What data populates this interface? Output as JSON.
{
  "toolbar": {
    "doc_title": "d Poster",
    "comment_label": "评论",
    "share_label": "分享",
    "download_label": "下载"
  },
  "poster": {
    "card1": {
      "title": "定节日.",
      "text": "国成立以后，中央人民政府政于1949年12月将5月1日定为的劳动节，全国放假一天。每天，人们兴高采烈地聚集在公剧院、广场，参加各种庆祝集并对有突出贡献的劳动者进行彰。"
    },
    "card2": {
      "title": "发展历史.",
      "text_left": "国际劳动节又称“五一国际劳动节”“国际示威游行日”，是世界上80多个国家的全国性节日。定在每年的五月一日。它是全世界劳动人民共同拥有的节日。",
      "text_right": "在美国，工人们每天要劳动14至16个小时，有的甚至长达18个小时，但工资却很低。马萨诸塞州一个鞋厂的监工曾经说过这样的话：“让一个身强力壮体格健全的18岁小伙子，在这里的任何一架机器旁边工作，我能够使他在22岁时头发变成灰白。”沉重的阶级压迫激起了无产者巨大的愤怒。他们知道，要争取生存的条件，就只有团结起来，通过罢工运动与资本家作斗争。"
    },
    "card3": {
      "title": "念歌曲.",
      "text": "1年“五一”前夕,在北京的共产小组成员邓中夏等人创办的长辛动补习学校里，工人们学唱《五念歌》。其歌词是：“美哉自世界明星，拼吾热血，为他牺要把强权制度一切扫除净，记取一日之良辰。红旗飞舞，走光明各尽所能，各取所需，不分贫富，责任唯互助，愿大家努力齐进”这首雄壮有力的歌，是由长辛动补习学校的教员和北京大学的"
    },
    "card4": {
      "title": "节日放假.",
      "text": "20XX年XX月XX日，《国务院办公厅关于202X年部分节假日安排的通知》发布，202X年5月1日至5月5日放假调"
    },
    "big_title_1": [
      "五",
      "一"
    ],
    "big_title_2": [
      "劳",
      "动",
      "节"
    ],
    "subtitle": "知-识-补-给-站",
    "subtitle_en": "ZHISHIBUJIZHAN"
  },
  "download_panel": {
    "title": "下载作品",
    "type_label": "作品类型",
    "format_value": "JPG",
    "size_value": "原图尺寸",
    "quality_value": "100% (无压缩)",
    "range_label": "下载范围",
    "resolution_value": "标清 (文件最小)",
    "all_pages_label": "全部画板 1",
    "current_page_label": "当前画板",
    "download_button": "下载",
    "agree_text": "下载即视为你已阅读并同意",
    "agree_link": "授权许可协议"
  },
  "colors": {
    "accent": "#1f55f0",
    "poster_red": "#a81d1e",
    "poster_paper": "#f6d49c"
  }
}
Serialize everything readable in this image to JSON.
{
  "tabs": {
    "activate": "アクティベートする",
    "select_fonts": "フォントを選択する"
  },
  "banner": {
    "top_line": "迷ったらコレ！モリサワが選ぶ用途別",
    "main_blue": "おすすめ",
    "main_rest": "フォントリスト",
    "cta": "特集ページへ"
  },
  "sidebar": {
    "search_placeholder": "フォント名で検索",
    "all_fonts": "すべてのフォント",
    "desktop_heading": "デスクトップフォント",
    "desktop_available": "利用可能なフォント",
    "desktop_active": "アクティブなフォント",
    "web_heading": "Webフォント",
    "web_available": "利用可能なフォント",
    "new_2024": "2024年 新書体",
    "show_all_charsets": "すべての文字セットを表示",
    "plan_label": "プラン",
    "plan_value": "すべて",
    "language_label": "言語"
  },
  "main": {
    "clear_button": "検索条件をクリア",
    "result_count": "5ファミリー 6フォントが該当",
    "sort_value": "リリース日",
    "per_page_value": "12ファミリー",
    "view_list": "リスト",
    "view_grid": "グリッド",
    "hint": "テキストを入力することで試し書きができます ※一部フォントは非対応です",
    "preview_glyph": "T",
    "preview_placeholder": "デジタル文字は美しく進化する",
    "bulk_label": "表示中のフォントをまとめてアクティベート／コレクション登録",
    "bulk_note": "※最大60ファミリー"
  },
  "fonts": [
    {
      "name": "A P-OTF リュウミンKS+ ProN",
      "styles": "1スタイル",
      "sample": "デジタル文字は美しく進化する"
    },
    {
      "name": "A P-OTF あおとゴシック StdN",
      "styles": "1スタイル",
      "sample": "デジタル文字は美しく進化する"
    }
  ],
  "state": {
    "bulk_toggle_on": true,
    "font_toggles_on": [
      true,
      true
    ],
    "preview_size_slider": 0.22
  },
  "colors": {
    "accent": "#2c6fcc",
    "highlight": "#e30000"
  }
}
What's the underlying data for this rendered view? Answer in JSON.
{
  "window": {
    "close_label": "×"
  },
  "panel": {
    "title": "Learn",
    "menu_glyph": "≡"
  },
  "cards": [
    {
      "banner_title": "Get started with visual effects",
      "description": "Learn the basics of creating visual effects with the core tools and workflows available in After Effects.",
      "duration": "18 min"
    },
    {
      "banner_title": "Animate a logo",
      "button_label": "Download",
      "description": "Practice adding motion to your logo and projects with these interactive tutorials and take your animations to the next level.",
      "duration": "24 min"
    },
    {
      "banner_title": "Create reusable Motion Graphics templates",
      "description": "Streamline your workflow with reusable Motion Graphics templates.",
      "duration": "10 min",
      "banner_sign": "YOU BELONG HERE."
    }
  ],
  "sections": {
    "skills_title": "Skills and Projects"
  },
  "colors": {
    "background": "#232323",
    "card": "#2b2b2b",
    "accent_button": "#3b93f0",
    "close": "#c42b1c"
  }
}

——

Repeat the records exactly, including every line.

What data populates this interface? Output as JSON.
{
  "toolbar": {
    "doc_title": "d Poster",
    "comment_label": "评论",
    "share_label": "分享",
    "download_label": "下载"
  },
  "poster": {
    "card1": {
      "title": "定节日.",
      "text": "国成立以后，中央人民政府政于1949年12月将5月1日定为的劳动节，全国放假一天。每天，人们兴高采烈地聚集在公剧院、广场，参加各种庆祝集并对有突出贡献的劳动者进行彰。"
    },
    "card2": {
      "title": "发展历史.",
      "text_left": "国际劳动节又称“五一国际劳动节”“国际示威游行日”，是世界上80多个国家的全国性节日。定在每年的五月一日。它是全世界劳动人民共同拥有的节日。",
      "text_right": "在美国，工人们每天要劳动14至16个小时，有的甚至长达18个小时，但工资却很低。马萨诸塞州一个鞋厂的监工曾经说过这样的话：“让一个身强力壮体格健全的18岁小伙子，在这里的任何一架机器旁边工作，我能够使他在22岁时头发变成灰白。”沉重的阶级压迫激起了无产者巨大的愤怒。他们知道，要争取生存的条件，就只有团结起来，通过罢工运动与资本家作斗争。"
    },
    "card3": {
      "title": "念歌曲.",
      "text": "1年“五一”前夕,在北京的共产小组成员邓中夏等人创办的长辛动补习学校里，工人们学唱《五念歌》。其歌词是：“美哉自世界明星，拼吾热血，为他牺要把强权制度一切扫除净，记取一日之良辰。红旗飞舞，走光明各尽所能，各取所需，不分贫富，责任唯互助，愿大家努力齐进”这首雄壮有力的歌，是由长辛动补习学校的教员和北京大学的"
    },
    "card4": {
      "title": "节日放假.",
      "text": "20XX年XX月XX日，《国务院办公厅关于202X年部分节假日安排的通知》发布，202X年5月1日至5月5日放假调"
    },
    "big_title_1": [
      "五",
      "一"
    ],
    "big_title_2": [
      "劳",
      "动",
      "节"
    ],
    "subtitle": "知-识-补-给-站",
    "subtitle_en": "ZHISHIBUJIZHAN"
  },
  "download_panel": {
    "title": "下载作品",
    "type_label": "作品类型",
    "format_value": "JPG",
    "size_value": "原图尺寸",
    "quality_value": "100% (无压缩)",
    "range_label": "下载范围",
    "resolution_value": "标清 (文件最小)",
    "all_pages_label": "全部画板 1",
    "current_page_label": "当前画板",
    "download_button": "下载",
    "agree_text": "下载即视为你已阅读并同意",
    "agree_link": "授权许可协议"
  },
  "colors": {
    "accent": "#1f55f0",
    "poster_red": "#a81d1e",
    "poster_paper": "#f6d49c"
  }
}
Serialize everything readable in this image to JSON.
{
  "tabs": {
    "activate": "アクティベートする",
    "select_fonts": "フォントを選択する"
  },
  "banner": {
    "top_line": "迷ったらコレ！モリサワが選ぶ用途別",
    "main_blue": "おすすめ",
    "main_rest": "フォントリスト",
    "cta": "特集ページへ"
  },
  "sidebar": {
    "search_placeholder": "フォント名で検索",
    "all_fonts": "すべてのフォント",
    "desktop_heading": "デスクトップフォント",
    "desktop_available": "利用可能なフォント",
    "desktop_active": "アクティブなフォント",
    "web_heading": "Webフォント",
    "web_available": "利用可能なフォント",
    "new_2024": "2024年 新書体",
    "show_all_charsets": "すべての文字セットを表示",
    "plan_label": "プラン",
    "plan_value": "すべて",
    "language_label": "言語"
  },
  "main": {
    "clear_button": "検索条件をクリア",
    "result_count": "5ファミリー 6フォントが該当",
    "sort_value": "リリース日",
    "per_page_value": "12ファミリー",
    "view_list": "リスト",
    "view_grid": "グリッド",
    "hint": "テキストを入力することで試し書きができます ※一部フォントは非対応です",
    "preview_glyph": "T",
    "preview_placeholder": "デジタル文字は美しく進化する",
    "bulk_label": "表示中のフォントをまとめてアクティベート／コレクション登録",
    "bulk_note": "※最大60ファミリー"
  },
  "fonts": [
    {
      "name": "A P-OTF リュウミンKS+ ProN",
      "styles": "1スタイル",
      "sample": "デジタル文字は美しく進化する"
    },
    {
      "name": "A P-OTF あおとゴシック StdN",
      "styles": "1スタイル",
      "sample": "デジタル文字は美しく進化する"
    }
  ],
  "state": {
    "bulk_toggle_on": true,
    "font_toggles_on": [
      true,
      true
    ],
    "preview_size_slider": 0.22
  },
  "colors": {
    "accent": "#2c6fcc",
    "highlight": "#e30000"
  }
}
What's the underlying data for this rendered view? Answer in JSON.
{
  "window": {
    "close_label": "×"
  },
  "panel": {
    "title": "Learn",
    "menu_glyph": "≡"
  },
  "cards": [
    {
      "banner_title": "Get started with visual effects",
      "description": "Learn the basics of creating visual effects with the core tools and workflows available in After Effects.",
      "duration": "18 min"
    },
    {
      "banner_title": "Animate a logo",
      "button_label": "Download",
      "description": "Practice adding motion to your logo and projects with these interactive tutorials and take your animations to the next level.",
      "duration": "24 min"
    },
    {
      "banner_title": "Create reusable Motion Graphics templates",
      "description": "Streamline your workflow with reusable Motion Graphics templates.",
      "duration": "10 min",
      "banner_sign": "YOU BELONG HERE."
    }
  ],
  "sections": {
    "skills_title": "Skills and Projects"
  },
  "colors": {
    "background": "#232323",
    "card": "#2b2b2b",
    "accent_button": "#3b93f0",
    "close": "#c42b1c"
  }
}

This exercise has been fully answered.